◆ Task goal ◆
Report each line of the material below that contains the word "years".

◆ Records provided ◆
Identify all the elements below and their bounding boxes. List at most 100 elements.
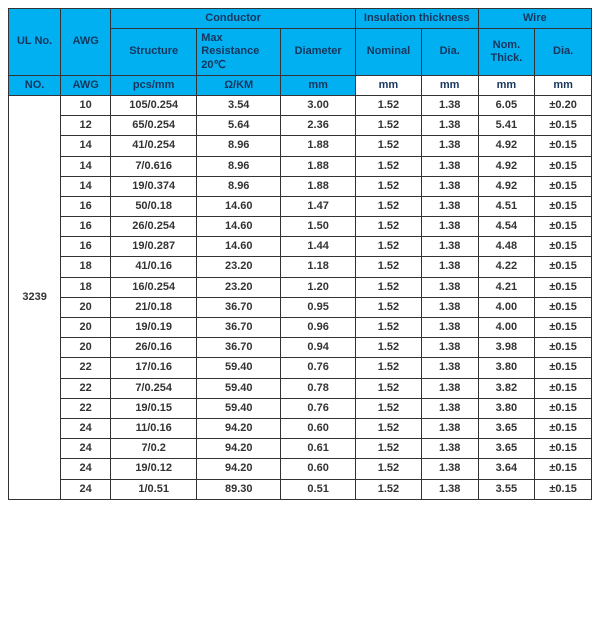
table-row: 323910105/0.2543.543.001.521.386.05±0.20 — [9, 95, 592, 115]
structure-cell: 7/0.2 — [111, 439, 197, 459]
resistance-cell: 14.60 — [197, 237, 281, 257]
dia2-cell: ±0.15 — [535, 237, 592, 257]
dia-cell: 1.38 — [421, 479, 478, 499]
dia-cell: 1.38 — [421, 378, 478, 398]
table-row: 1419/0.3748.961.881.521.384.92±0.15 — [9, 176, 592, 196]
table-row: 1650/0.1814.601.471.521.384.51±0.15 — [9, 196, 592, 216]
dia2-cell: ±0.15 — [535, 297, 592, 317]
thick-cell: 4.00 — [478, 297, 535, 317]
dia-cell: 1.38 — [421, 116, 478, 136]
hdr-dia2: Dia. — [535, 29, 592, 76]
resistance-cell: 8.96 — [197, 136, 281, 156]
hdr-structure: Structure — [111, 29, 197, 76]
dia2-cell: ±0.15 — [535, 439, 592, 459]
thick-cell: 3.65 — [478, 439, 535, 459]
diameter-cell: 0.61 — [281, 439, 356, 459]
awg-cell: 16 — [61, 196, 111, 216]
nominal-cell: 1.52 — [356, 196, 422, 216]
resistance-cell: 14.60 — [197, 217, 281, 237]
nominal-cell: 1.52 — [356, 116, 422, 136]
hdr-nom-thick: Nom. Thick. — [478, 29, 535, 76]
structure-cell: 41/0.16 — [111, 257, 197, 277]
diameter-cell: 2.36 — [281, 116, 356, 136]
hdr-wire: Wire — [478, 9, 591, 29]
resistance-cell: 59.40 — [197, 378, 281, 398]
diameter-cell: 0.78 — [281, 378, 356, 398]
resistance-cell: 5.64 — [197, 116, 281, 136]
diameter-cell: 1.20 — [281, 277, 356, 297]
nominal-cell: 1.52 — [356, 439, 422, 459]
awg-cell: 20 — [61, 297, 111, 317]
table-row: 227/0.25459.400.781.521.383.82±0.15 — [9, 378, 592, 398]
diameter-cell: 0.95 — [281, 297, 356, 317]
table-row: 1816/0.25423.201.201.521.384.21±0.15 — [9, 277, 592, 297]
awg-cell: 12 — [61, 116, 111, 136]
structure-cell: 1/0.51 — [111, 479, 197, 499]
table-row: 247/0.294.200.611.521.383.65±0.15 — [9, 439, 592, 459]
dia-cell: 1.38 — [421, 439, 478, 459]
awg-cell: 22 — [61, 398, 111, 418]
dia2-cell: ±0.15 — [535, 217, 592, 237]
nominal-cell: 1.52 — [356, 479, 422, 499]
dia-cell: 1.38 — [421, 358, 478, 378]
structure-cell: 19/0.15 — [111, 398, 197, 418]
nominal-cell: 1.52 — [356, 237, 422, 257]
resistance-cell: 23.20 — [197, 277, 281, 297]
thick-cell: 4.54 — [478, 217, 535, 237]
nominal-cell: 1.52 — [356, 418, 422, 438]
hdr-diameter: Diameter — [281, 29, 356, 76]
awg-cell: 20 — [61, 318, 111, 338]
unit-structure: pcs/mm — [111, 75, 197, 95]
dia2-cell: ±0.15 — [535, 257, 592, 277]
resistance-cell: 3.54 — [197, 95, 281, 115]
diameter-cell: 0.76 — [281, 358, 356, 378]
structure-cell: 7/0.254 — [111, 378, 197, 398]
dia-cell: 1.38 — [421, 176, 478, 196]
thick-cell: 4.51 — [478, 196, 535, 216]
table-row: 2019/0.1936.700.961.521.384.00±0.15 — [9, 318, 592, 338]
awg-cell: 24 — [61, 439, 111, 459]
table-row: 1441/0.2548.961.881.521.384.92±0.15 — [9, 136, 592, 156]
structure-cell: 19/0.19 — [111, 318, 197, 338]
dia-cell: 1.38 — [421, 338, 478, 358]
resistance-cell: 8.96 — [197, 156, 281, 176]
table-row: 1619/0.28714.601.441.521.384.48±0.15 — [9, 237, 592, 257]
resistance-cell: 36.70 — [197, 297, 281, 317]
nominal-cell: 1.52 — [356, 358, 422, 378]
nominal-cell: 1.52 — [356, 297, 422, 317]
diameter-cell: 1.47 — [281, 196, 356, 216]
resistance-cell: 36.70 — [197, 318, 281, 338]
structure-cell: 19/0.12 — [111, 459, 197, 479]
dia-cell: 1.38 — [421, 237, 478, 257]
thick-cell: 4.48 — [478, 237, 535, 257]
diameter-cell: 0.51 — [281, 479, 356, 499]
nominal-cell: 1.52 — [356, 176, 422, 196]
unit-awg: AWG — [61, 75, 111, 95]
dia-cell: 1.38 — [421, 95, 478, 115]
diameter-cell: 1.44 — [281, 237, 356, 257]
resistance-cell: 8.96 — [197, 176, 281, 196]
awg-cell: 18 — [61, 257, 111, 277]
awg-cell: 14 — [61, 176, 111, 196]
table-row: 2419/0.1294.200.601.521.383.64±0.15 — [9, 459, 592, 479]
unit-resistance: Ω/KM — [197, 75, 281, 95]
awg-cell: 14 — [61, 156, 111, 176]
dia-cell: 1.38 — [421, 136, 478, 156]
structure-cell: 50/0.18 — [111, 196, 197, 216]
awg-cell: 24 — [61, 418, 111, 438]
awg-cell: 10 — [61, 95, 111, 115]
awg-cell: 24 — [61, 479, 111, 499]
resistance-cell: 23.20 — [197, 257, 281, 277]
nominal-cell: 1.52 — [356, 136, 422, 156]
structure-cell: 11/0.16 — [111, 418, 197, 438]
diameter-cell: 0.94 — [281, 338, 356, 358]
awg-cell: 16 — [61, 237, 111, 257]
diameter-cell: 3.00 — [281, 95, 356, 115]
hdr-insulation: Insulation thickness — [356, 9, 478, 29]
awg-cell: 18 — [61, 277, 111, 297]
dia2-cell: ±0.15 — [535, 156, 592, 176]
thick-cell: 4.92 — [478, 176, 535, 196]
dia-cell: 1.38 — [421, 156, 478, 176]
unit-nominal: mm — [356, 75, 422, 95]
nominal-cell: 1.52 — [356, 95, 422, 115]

==

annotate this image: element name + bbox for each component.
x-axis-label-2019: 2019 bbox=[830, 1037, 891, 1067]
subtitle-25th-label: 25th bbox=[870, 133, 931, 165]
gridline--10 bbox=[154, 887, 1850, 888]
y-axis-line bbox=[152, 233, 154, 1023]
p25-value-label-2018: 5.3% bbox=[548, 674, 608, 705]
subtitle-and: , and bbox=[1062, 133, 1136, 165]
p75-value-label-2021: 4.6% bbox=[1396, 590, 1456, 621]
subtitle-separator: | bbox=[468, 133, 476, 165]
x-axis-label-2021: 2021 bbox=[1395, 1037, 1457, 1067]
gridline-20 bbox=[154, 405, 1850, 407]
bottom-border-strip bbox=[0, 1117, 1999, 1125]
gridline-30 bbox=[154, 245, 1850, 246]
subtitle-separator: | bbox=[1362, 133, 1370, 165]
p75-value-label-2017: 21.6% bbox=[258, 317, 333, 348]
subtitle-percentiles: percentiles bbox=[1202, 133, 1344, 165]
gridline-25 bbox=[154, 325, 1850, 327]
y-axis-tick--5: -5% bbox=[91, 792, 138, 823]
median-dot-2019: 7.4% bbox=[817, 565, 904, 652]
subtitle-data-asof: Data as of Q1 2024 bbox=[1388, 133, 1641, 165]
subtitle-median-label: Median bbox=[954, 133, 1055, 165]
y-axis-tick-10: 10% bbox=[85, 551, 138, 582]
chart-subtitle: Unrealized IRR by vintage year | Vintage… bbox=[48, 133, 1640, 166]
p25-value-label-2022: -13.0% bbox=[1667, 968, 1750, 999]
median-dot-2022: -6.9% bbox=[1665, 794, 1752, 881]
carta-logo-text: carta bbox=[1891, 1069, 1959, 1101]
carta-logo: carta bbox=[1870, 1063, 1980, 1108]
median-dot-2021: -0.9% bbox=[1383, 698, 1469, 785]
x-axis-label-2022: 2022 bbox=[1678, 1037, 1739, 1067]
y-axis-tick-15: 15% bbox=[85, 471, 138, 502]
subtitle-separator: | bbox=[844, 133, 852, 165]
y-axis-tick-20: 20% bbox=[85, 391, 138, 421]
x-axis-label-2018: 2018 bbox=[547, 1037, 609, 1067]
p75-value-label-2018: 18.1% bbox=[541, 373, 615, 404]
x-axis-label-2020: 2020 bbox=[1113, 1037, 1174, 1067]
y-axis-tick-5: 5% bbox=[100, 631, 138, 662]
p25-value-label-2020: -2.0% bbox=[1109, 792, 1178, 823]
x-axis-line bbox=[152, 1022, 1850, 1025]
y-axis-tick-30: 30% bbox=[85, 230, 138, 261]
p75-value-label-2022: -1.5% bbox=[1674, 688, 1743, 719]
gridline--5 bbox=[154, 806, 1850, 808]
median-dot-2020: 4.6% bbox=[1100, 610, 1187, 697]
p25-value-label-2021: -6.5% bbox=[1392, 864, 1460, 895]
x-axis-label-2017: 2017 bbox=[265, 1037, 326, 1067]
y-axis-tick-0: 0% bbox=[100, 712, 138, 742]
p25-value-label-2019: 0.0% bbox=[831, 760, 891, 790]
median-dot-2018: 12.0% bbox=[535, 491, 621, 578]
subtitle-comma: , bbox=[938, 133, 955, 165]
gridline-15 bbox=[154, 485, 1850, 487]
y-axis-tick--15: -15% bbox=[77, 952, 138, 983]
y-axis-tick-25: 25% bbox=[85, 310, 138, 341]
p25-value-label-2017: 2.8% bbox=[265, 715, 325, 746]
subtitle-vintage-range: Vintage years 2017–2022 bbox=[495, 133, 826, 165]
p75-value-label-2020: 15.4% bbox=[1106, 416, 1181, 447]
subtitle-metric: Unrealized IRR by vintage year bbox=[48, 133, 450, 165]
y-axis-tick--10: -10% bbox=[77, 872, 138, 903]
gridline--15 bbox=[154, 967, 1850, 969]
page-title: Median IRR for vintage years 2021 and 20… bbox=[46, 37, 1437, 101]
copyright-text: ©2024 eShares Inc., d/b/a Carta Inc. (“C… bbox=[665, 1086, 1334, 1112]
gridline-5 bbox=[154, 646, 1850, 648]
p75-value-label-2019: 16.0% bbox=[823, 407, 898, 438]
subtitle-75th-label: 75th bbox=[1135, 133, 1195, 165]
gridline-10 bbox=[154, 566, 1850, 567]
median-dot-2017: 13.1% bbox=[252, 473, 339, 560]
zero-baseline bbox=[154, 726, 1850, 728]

◆ Solution below ◆
subtitle-vintage-range: Vintage years 2017–2022 bbox=[495, 133, 826, 165]
page-title: Median IRR for vintage years 2021 and 20… bbox=[46, 37, 1437, 101]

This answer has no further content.